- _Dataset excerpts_
# # # # #
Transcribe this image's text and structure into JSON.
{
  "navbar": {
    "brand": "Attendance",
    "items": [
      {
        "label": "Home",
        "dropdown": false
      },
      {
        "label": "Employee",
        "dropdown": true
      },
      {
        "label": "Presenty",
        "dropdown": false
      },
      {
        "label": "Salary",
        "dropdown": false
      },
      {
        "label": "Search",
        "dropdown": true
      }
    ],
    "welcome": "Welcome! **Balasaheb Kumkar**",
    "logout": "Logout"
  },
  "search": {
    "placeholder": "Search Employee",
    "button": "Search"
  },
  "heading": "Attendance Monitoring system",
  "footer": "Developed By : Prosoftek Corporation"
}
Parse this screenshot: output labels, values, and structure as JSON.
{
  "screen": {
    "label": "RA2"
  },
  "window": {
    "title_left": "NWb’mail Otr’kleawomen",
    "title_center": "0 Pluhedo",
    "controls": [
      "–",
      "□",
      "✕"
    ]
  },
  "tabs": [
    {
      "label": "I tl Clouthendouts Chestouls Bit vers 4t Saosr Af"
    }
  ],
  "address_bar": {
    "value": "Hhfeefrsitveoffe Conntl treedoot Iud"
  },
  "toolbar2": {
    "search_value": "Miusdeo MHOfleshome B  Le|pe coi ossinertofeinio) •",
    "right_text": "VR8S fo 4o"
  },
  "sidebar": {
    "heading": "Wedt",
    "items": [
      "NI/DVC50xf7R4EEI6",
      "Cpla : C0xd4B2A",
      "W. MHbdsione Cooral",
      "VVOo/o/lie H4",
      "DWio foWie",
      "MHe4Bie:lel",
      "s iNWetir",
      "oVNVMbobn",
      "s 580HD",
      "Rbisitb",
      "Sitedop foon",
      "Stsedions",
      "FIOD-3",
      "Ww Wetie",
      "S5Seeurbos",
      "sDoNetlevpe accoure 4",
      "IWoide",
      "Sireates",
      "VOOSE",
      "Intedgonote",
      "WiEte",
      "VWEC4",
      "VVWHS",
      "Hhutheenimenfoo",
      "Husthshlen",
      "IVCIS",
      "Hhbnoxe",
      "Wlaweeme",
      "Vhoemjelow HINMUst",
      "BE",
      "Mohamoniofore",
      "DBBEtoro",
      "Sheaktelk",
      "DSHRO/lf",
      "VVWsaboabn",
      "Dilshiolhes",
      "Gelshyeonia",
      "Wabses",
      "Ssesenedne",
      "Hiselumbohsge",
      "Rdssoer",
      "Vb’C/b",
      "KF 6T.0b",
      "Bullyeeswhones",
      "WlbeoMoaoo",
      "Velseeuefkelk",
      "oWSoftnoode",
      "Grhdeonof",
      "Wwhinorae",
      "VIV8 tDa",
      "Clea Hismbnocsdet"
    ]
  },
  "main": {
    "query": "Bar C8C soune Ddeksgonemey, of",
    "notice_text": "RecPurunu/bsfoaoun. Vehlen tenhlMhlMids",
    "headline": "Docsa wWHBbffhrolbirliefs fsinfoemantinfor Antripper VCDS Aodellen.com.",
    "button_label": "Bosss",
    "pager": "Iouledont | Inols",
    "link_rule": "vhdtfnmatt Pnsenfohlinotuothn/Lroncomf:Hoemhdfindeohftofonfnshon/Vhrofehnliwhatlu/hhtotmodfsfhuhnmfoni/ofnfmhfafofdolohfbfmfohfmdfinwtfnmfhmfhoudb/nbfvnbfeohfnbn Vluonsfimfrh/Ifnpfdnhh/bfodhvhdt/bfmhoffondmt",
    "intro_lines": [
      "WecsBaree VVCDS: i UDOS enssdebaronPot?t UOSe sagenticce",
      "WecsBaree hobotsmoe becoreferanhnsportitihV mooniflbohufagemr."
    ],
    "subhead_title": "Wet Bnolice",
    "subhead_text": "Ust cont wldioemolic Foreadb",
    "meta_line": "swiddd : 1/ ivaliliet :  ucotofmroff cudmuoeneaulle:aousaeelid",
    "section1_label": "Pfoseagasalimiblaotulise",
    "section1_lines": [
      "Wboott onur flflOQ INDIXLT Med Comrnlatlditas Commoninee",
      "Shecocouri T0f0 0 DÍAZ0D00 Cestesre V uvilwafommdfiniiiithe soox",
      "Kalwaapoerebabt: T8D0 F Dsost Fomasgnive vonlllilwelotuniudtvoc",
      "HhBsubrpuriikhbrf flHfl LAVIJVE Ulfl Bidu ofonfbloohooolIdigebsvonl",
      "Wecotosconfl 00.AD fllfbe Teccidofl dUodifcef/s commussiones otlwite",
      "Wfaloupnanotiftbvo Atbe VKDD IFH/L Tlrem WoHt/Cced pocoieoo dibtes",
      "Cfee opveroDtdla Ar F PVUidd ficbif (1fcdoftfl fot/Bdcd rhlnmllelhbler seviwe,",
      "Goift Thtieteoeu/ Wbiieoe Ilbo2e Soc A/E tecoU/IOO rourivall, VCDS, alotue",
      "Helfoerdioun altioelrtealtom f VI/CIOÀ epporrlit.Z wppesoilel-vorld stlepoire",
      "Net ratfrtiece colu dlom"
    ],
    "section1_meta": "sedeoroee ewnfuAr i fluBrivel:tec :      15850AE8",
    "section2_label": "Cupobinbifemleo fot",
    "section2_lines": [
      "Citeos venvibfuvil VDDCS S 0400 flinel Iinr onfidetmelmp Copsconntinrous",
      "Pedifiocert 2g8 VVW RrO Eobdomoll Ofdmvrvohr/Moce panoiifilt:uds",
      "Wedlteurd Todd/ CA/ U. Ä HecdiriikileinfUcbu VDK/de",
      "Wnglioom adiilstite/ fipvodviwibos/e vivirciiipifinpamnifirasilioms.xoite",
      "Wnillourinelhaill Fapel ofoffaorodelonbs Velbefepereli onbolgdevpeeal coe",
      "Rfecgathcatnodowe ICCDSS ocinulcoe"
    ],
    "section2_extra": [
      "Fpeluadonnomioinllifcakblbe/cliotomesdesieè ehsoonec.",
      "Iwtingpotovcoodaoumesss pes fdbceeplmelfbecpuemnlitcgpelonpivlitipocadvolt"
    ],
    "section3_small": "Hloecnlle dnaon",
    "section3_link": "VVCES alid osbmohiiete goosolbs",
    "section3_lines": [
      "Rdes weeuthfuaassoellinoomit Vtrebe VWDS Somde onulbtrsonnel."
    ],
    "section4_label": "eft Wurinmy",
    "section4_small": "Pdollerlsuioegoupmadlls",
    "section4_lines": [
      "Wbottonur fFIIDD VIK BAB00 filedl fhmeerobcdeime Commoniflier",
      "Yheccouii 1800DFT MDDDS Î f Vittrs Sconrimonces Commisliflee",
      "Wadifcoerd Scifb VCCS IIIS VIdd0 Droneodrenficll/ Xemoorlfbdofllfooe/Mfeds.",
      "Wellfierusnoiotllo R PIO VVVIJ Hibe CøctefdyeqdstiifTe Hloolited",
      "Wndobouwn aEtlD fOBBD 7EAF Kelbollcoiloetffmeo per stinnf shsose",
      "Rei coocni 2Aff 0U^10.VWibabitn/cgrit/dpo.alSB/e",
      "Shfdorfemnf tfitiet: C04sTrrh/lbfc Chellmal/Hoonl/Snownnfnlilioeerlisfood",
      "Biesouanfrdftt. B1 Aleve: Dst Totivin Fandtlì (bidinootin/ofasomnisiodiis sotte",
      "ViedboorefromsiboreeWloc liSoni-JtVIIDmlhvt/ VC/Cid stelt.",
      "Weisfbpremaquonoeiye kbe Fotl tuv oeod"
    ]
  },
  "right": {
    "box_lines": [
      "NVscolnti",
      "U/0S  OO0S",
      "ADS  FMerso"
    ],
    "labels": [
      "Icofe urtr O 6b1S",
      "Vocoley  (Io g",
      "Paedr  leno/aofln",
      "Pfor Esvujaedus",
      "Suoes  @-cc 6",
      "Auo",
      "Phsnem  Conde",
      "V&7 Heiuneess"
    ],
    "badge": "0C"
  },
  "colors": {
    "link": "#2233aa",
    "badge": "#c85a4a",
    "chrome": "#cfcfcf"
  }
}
# # # # #
State how many lines of the listing above hold the word "labels", with nothing but the number.

2